═════ Data supplied ═════
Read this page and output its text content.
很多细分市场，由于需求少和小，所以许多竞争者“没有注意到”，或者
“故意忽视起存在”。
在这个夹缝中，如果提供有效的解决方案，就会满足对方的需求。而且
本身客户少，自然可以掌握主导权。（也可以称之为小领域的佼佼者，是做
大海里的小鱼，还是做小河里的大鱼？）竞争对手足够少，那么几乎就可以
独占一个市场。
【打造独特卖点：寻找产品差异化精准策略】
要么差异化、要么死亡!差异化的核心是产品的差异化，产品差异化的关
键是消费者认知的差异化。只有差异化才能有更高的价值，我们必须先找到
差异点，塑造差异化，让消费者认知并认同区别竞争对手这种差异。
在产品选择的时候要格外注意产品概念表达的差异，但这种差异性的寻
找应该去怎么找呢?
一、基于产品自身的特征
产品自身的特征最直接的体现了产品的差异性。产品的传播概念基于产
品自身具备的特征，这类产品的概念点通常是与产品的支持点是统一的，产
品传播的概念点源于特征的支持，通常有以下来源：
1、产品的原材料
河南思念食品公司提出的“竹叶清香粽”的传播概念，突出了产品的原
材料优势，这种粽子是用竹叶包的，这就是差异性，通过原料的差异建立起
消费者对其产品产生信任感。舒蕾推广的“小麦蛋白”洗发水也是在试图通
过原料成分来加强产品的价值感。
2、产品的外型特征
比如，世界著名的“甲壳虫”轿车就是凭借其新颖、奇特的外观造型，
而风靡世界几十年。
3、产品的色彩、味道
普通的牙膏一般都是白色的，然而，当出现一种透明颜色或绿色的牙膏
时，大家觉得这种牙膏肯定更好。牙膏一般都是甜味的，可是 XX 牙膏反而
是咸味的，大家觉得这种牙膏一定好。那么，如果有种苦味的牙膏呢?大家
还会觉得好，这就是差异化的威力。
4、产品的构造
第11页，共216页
═════
The problem: Reproduce the complete data exactly as presented above.

Response to the exercise:
Read this page and output its text content.
很多细分市场，由于需求少和小，所以许多竞争者“没有注意到”，或者
“故意忽视起存在”。
在这个夹缝中，如果提供有效的解决方案，就会满足对方的需求。而且
本身客户少，自然可以掌握主导权。（也可以称之为小领域的佼佼者，是做
大海里的小鱼，还是做小河里的大鱼？）竞争对手足够少，那么几乎就可以
独占一个市场。
【打造独特卖点：寻找产品差异化精准策略】
要么差异化、要么死亡!差异化的核心是产品的差异化，产品差异化的关
键是消费者认知的差异化。只有差异化才能有更高的价值，我们必须先找到
差异点，塑造差异化，让消费者认知并认同区别竞争对手这种差异。
在产品选择的时候要格外注意产品概念表达的差异，但这种差异性的寻
找应该去怎么找呢?
一、基于产品自身的特征
产品自身的特征最直接的体现了产品的差异性。产品的传播概念基于产
品自身具备的特征，这类产品的概念点通常是与产品的支持点是统一的，产
品传播的概念点源于特征的支持，通常有以下来源：
1、产品的原材料
河南思念食品公司提出的“竹叶清香粽”的传播概念，突出了产品的原
材料优势，这种粽子是用竹叶包的，这就是差异性，通过原料的差异建立起
消费者对其产品产生信任感。舒蕾推广的“小麦蛋白”洗发水也是在试图通
过原料成分来加强产品的价值感。
2、产品的外型特征
比如，世界著名的“甲壳虫”轿车就是凭借其新颖、奇特的外观造型，
而风靡世界几十年。
3、产品的色彩、味道
普通的牙膏一般都是白色的，然而，当出现一种透明颜色或绿色的牙膏
时，大家觉得这种牙膏肯定更好。牙膏一般都是甜味的，可是 XX 牙膏反而
是咸味的，大家觉得这种牙膏一定好。那么，如果有种苦味的牙膏呢?大家
还会觉得好，这就是差异化的威力。
4、产品的构造
第11页，共216页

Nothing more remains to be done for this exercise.